_Dataset records_
--- Begin ---
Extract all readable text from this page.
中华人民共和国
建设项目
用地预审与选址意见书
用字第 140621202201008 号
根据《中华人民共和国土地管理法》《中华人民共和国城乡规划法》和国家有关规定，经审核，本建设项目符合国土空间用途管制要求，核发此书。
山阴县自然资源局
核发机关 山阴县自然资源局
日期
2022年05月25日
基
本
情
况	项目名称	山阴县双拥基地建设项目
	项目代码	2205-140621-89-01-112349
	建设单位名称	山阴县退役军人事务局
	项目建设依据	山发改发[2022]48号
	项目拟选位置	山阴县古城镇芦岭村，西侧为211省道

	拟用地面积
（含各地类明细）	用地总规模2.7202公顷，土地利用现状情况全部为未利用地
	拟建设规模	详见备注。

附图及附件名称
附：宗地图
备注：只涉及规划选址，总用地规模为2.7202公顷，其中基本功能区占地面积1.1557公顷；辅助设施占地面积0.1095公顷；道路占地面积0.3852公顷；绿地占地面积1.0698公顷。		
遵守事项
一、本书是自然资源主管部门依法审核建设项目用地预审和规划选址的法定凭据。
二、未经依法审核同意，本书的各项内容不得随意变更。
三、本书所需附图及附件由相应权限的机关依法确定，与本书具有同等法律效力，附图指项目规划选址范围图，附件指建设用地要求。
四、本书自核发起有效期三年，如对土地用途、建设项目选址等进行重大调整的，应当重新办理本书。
--- End ---
_TASK REQUIREMENTS_
Output the records exactly, including every line.

_RESULT OF THIS TASK_
Extract all readable text from this page.
中华人民共和国
建设项目
用地预审与选址意见书
用字第 140621202201008 号
根据《中华人民共和国土地管理法》《中华人民共和国城乡规划法》和国家有关规定，经审核，本建设项目符合国土空间用途管制要求，核发此书。
山阴县自然资源局
核发机关 山阴县自然资源局
日期
2022年05月25日
基
本
情
况	项目名称	山阴县双拥基地建设项目
	项目代码	2205-140621-89-01-112349
	建设单位名称	山阴县退役军人事务局
	项目建设依据	山发改发[2022]48号
	项目拟选位置	山阴县古城镇芦岭村，西侧为211省道

	拟用地面积
（含各地类明细）	用地总规模2.7202公顷，土地利用现状情况全部为未利用地
	拟建设规模	详见备注。

附图及附件名称
附：宗地图
备注：只涉及规划选址，总用地规模为2.7202公顷，其中基本功能区占地面积1.1557公顷；辅助设施占地面积0.1095公顷；道路占地面积0.3852公顷；绿地占地面积1.0698公顷。		
遵守事项
一、本书是自然资源主管部门依法审核建设项目用地预审和规划选址的法定凭据。
二、未经依法审核同意，本书的各项内容不得随意变更。
三、本书所需附图及附件由相应权限的机关依法确定，与本书具有同等法律效力，附图指项目规划选址范围图，附件指建设用地要求。
四、本书自核发起有效期三年，如对土地用途、建设项目选址等进行重大调整的，应当重新办理本书。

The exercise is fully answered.